Among the entries that follow, tally the lines with the string "JSON". Give no more than the number.
_ _ _ _ _ _ _
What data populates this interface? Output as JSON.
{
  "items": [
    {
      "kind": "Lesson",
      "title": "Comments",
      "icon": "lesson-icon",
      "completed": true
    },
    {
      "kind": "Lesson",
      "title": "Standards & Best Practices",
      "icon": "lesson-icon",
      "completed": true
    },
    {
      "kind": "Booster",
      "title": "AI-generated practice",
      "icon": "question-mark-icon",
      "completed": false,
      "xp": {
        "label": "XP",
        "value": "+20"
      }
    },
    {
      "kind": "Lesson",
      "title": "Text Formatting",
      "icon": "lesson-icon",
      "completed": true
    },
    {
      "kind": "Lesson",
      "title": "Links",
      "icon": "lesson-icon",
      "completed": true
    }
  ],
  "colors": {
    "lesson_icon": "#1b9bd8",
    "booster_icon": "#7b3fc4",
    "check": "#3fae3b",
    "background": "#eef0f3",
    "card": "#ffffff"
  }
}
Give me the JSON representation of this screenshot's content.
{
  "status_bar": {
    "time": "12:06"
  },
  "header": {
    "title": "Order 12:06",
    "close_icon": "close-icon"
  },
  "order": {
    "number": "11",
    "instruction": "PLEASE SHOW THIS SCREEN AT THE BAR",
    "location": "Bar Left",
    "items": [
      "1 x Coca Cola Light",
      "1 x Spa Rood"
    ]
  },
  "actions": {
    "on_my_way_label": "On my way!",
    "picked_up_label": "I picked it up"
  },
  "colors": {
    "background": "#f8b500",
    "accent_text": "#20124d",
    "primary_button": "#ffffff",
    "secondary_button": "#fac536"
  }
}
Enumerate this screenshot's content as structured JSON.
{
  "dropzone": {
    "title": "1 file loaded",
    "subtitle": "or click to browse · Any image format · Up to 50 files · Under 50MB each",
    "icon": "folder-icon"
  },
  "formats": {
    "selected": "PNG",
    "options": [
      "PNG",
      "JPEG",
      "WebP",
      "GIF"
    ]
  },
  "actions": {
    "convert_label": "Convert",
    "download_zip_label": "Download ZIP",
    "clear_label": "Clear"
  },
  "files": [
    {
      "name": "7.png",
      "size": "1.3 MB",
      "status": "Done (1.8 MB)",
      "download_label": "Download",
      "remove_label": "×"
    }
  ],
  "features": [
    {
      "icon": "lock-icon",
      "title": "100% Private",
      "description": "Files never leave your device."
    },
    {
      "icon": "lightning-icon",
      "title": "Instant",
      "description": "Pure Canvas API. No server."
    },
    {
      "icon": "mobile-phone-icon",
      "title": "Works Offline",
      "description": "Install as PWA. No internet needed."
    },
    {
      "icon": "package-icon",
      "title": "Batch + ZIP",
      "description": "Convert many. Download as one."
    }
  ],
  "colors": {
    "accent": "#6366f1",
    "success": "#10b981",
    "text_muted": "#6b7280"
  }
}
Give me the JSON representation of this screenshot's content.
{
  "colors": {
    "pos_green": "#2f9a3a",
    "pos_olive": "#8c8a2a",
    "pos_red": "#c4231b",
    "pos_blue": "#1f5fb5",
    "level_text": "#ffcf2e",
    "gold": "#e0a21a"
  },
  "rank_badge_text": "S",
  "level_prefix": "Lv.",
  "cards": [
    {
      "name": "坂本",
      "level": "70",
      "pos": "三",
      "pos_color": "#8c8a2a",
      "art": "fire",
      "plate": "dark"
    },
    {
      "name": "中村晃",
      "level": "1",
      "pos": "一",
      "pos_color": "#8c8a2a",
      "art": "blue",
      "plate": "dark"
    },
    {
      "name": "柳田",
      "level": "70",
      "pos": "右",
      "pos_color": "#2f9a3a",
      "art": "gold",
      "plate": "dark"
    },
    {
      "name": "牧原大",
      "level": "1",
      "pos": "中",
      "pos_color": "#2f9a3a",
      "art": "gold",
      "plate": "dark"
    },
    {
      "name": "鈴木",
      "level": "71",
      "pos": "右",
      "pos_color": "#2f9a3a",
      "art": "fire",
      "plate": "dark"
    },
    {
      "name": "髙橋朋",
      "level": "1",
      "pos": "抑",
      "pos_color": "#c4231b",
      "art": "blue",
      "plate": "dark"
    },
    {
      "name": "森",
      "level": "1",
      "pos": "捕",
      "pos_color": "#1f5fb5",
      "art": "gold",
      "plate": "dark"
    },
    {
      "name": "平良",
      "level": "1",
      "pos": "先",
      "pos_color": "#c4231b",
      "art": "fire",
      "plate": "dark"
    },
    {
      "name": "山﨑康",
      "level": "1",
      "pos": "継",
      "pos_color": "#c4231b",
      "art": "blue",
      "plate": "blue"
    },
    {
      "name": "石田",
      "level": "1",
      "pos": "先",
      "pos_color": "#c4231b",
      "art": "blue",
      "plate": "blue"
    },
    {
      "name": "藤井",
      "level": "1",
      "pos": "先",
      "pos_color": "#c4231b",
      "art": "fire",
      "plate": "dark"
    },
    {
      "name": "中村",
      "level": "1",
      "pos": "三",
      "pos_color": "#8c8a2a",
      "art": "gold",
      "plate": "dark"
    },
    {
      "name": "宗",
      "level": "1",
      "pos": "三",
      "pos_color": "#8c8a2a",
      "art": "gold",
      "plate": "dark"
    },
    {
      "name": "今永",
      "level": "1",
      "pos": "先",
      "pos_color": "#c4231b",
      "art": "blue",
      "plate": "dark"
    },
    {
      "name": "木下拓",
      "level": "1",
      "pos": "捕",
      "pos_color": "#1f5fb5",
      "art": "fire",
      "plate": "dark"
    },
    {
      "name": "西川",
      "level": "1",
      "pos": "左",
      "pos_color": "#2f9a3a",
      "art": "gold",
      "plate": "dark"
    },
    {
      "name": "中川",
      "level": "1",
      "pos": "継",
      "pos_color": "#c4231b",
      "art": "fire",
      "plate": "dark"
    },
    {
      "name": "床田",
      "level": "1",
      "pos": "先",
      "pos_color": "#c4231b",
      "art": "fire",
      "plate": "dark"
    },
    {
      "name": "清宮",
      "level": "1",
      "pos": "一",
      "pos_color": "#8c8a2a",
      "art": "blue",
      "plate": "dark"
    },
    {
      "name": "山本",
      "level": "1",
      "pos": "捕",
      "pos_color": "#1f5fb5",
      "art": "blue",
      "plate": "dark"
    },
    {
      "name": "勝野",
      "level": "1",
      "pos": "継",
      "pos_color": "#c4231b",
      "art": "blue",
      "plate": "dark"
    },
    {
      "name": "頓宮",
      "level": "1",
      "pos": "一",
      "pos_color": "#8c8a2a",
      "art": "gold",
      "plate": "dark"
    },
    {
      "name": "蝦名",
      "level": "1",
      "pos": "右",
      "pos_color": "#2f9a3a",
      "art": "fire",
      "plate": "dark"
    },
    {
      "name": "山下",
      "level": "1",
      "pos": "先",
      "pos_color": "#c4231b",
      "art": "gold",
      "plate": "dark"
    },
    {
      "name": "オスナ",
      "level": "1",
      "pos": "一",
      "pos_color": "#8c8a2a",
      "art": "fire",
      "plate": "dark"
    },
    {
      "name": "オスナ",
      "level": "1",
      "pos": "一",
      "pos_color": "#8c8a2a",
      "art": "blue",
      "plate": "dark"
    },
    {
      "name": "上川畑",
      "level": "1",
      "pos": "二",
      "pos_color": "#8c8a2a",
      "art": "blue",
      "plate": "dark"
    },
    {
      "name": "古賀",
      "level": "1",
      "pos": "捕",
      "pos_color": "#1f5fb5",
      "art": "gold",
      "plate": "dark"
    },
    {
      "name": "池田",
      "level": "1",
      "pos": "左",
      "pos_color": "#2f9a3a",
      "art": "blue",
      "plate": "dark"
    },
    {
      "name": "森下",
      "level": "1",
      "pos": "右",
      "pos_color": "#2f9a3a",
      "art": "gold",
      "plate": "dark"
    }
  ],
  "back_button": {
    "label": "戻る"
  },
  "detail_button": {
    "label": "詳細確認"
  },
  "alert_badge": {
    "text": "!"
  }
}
_ _ _ _ _ _ _
§ Worked solution:
4